RAW DATA:
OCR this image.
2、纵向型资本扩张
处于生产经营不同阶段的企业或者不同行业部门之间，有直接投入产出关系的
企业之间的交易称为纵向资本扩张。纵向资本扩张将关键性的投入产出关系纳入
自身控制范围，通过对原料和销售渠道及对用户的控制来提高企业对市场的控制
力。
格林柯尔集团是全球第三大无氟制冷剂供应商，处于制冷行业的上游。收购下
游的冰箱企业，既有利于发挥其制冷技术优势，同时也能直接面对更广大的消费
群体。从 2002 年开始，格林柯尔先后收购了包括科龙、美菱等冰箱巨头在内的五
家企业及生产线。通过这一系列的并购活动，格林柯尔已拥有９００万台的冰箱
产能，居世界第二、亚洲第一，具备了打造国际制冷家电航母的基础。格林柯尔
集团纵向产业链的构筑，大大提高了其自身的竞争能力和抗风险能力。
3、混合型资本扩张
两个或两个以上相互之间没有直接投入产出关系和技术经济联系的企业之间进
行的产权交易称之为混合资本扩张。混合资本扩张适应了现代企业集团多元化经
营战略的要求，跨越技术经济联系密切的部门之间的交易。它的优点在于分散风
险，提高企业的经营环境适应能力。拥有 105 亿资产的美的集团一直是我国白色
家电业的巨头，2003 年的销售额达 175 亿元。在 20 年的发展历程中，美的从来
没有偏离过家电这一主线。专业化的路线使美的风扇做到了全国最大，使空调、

DIRECTIONS FOR THIS TASK: Print all of the data exactly as it was given.

EXERCISE OUTPUT:
OCR this image.
2、纵向型资本扩张
处于生产经营不同阶段的企业或者不同行业部门之间，有直接投入产出关系的
企业之间的交易称为纵向资本扩张。纵向资本扩张将关键性的投入产出关系纳入
自身控制范围，通过对原料和销售渠道及对用户的控制来提高企业对市场的控制
力。
格林柯尔集团是全球第三大无氟制冷剂供应商，处于制冷行业的上游。收购下
游的冰箱企业，既有利于发挥其制冷技术优势，同时也能直接面对更广大的消费
群体。从 2002 年开始，格林柯尔先后收购了包括科龙、美菱等冰箱巨头在内的五
家企业及生产线。通过这一系列的并购活动，格林柯尔已拥有９００万台的冰箱
产能，居世界第二、亚洲第一，具备了打造国际制冷家电航母的基础。格林柯尔
集团纵向产业链的构筑，大大提高了其自身的竞争能力和抗风险能力。
3、混合型资本扩张
两个或两个以上相互之间没有直接投入产出关系和技术经济联系的企业之间进
行的产权交易称之为混合资本扩张。混合资本扩张适应了现代企业集团多元化经
营战略的要求，跨越技术经济联系密切的部门之间的交易。它的优点在于分散风
险，提高企业的经营环境适应能力。拥有 105 亿资产的美的集团一直是我国白色
家电业的巨头，2003 年的销售额达 175 亿元。在 20 年的发展历程中，美的从来
没有偏离过家电这一主线。专业化的路线使美的风扇做到了全国最大，使空调、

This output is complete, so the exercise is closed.